EXERCISE GOAL: The listing below should be copied in full, word for word.

Dataset items:
## Begin

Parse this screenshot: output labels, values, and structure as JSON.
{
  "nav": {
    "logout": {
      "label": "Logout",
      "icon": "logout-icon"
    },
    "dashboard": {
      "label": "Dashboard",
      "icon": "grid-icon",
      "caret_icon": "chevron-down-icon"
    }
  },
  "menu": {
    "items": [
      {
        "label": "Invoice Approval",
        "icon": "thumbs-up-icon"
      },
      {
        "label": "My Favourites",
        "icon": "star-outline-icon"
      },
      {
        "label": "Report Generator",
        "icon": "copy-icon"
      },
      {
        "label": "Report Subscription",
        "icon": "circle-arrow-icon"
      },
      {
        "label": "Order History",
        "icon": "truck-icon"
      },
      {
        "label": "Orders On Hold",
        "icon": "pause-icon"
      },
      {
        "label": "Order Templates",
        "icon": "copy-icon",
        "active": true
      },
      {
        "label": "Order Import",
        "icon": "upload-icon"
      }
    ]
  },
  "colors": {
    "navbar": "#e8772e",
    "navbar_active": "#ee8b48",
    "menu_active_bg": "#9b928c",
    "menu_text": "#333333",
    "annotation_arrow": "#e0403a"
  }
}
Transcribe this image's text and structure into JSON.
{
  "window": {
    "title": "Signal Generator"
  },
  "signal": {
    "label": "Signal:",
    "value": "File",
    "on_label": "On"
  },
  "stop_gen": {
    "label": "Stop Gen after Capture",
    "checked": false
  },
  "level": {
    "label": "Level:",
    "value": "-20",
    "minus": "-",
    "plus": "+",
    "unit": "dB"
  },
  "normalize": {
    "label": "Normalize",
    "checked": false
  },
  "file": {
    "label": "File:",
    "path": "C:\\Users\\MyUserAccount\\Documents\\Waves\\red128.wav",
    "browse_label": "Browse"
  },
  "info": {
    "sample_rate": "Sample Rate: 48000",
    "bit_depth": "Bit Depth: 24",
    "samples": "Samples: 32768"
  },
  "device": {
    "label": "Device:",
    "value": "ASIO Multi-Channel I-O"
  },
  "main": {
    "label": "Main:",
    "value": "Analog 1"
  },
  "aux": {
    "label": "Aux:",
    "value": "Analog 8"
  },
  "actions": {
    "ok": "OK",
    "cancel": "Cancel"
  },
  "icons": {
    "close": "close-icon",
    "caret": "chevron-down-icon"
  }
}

## End

WRITTEN REPLY:
Parse this screenshot: output labels, values, and structure as JSON.
{
  "nav": {
    "logout": {
      "label": "Logout",
      "icon": "logout-icon"
    },
    "dashboard": {
      "label": "Dashboard",
      "icon": "grid-icon",
      "caret_icon": "chevron-down-icon"
    }
  },
  "menu": {
    "items": [
      {
        "label": "Invoice Approval",
        "icon": "thumbs-up-icon"
      },
      {
        "label": "My Favourites",
        "icon": "star-outline-icon"
      },
      {
        "label": "Report Generator",
        "icon": "copy-icon"
      },
      {
        "label": "Report Subscription",
        "icon": "circle-arrow-icon"
      },
      {
        "label": "Order History",
        "icon": "truck-icon"
      },
      {
        "label": "Orders On Hold",
        "icon": "pause-icon"
      },
      {
        "label": "Order Templates",
        "icon": "copy-icon",
        "active": true
      },
      {
        "label": "Order Import",
        "icon": "upload-icon"
      }
    ]
  },
  "colors": {
    "navbar": "#e8772e",
    "navbar_active": "#ee8b48",
    "menu_active_bg": "#9b928c",
    "menu_text": "#333333",
    "annotation_arrow": "#e0403a"
  }
}
Transcribe this image's text and structure into JSON.
{
  "window": {
    "title": "Signal Generator"
  },
  "signal": {
    "label": "Signal:",
    "value": "File",
    "on_label": "On"
  },
  "stop_gen": {
    "label": "Stop Gen after Capture",
    "checked": false
  },
  "level": {
    "label": "Level:",
    "value": "-20",
    "minus": "-",
    "plus": "+",
    "unit": "dB"
  },
  "normalize": {
    "label": "Normalize",
    "checked": false
  },
  "file": {
    "label": "File:",
    "path": "C:\\Users\\MyUserAccount\\Documents\\Waves\\red128.wav",
    "browse_label": "Browse"
  },
  "info": {
    "sample_rate": "Sample Rate: 48000",
    "bit_depth": "Bit Depth: 24",
    "samples": "Samples: 32768"
  },
  "device": {
    "label": "Device:",
    "value": "ASIO Multi-Channel I-O"
  },
  "main": {
    "label": "Main:",
    "value": "Analog 1"
  },
  "aux": {
    "label": "Aux:",
    "value": "Analog 8"
  },
  "actions": {
    "ok": "OK",
    "cancel": "Cancel"
  },
  "icons": {
    "close": "close-icon",
    "caret": "chevron-down-icon"
  }
}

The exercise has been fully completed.